:: Rows
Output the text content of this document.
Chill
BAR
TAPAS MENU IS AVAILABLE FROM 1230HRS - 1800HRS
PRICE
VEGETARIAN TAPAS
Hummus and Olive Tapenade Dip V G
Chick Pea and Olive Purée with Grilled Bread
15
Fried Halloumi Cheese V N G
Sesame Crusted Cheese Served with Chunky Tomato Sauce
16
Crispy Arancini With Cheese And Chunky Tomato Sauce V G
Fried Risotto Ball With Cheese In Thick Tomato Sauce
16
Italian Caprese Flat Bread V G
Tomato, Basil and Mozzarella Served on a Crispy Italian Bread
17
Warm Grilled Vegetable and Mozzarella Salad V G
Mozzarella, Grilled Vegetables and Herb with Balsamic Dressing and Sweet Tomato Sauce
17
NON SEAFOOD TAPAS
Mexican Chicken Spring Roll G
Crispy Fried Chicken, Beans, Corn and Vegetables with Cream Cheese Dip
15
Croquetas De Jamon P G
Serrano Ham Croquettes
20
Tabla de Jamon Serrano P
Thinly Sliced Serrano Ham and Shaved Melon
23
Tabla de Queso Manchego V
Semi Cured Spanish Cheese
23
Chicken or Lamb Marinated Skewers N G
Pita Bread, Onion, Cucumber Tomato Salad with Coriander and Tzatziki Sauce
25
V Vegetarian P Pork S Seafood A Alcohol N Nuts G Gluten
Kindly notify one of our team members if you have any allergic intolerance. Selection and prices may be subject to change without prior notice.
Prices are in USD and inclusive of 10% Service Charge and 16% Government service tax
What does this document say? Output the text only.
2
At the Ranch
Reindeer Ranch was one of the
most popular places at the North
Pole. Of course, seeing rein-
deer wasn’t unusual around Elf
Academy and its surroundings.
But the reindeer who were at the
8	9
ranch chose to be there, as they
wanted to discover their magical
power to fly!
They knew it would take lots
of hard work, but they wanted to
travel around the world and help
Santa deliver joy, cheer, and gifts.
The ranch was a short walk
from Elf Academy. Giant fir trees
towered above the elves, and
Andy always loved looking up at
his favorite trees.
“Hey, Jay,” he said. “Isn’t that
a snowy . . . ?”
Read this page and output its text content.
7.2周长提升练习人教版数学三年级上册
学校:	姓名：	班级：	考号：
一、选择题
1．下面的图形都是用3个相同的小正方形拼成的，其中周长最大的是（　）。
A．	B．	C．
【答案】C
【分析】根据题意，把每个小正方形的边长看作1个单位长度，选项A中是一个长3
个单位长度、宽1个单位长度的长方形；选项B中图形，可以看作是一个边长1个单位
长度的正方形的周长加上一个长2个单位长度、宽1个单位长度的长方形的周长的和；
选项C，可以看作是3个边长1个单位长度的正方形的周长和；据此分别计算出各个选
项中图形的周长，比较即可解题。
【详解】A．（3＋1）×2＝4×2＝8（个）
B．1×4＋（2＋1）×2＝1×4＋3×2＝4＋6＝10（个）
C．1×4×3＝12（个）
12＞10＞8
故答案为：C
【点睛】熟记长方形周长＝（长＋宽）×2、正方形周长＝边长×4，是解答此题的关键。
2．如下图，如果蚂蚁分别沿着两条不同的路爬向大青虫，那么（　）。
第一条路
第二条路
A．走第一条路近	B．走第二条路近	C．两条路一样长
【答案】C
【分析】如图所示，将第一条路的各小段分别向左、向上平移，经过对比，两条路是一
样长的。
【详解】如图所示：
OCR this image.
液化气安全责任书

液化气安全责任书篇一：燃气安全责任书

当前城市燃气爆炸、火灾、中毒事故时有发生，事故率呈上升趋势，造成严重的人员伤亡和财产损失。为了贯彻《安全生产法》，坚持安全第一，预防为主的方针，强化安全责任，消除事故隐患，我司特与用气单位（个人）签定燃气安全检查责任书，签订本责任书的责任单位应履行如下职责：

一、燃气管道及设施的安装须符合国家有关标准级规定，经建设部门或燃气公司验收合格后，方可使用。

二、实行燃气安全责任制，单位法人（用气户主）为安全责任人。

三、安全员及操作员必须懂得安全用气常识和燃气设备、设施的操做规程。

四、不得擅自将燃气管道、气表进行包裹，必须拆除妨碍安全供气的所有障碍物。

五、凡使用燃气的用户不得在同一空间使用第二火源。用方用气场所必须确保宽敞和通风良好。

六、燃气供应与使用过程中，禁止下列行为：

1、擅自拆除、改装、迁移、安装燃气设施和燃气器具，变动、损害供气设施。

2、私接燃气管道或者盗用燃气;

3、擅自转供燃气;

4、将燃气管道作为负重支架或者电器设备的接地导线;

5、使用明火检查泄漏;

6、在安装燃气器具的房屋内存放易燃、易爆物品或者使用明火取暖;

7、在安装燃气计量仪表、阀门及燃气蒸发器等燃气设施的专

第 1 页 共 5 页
::::
Extract every line from the one containing "What does this" to the end of the entries, including both of those lines, exactly as given and with nothing added.

What does this document say? Output the text only.
2
At the Ranch
Reindeer Ranch was one of the
most popular places at the North
Pole. Of course, seeing rein-
deer wasn’t unusual around Elf
Academy and its surroundings.
But the reindeer who were at the
8	9
ranch chose to be there, as they
wanted to discover their magical
power to fly!
They knew it would take lots
of hard work, but they wanted to
travel around the world and help
Santa deliver joy, cheer, and gifts.
The ranch was a short walk
from Elf Academy. Giant fir trees
towered above the elves, and
Andy always loved looking up at
his favorite trees.
“Hey, Jay,” he said. “Isn’t that
a snowy . . . ?”
Read this page and output its text content.
7.2周长提升练习人教版数学三年级上册
学校:	姓名：	班级：	考号：
一、选择题
1．下面的图形都是用3个相同的小正方形拼成的，其中周长最大的是（　）。
A．	B．	C．
【答案】C
【分析】根据题意，把每个小正方形的边长看作1个单位长度，选项A中是一个长3
个单位长度、宽1个单位长度的长方形；选项B中图形，可以看作是一个边长1个单位
长度的正方形的周长加上一个长2个单位长度、宽1个单位长度的长方形的周长的和；
选项C，可以看作是3个边长1个单位长度的正方形的周长和；据此分别计算出各个选
项中图形的周长，比较即可解题。
【详解】A．（3＋1）×2＝4×2＝8（个）
B．1×4＋（2＋1）×2＝1×4＋3×2＝4＋6＝10（个）
C．1×4×3＝12（个）
12＞10＞8
故答案为：C
【点睛】熟记长方形周长＝（长＋宽）×2、正方形周长＝边长×4，是解答此题的关键。
2．如下图，如果蚂蚁分别沿着两条不同的路爬向大青虫，那么（　）。
第一条路
第二条路
A．走第一条路近	B．走第二条路近	C．两条路一样长
【答案】C
【分析】如图所示，将第一条路的各小段分别向左、向上平移，经过对比，两条路是一
样长的。
【详解】如图所示：
OCR this image.
液化气安全责任书

液化气安全责任书篇一：燃气安全责任书

当前城市燃气爆炸、火灾、中毒事故时有发生，事故率呈上升趋势，造成严重的人员伤亡和财产损失。为了贯彻《安全生产法》，坚持安全第一，预防为主的方针，强化安全责任，消除事故隐患，我司特与用气单位（个人）签定燃气安全检查责任书，签订本责任书的责任单位应履行如下职责：

一、燃气管道及设施的安装须符合国家有关标准级规定，经建设部门或燃气公司验收合格后，方可使用。

二、实行燃气安全责任制，单位法人（用气户主）为安全责任人。

三、安全员及操作员必须懂得安全用气常识和燃气设备、设施的操做规程。

四、不得擅自将燃气管道、气表进行包裹，必须拆除妨碍安全供气的所有障碍物。

五、凡使用燃气的用户不得在同一空间使用第二火源。用方用气场所必须确保宽敞和通风良好。

六、燃气供应与使用过程中，禁止下列行为：

1、擅自拆除、改装、迁移、安装燃气设施和燃气器具，变动、损害供气设施。

2、私接燃气管道或者盗用燃气;

3、擅自转供燃气;

4、将燃气管道作为负重支架或者电器设备的接地导线;

5、使用明火检查泄漏;

6、在安装燃气器具的房屋内存放易燃、易爆物品或者使用明火取暖;

7、在安装燃气计量仪表、阀门及燃气蒸发器等燃气设施的专

第 1 页 共 5 页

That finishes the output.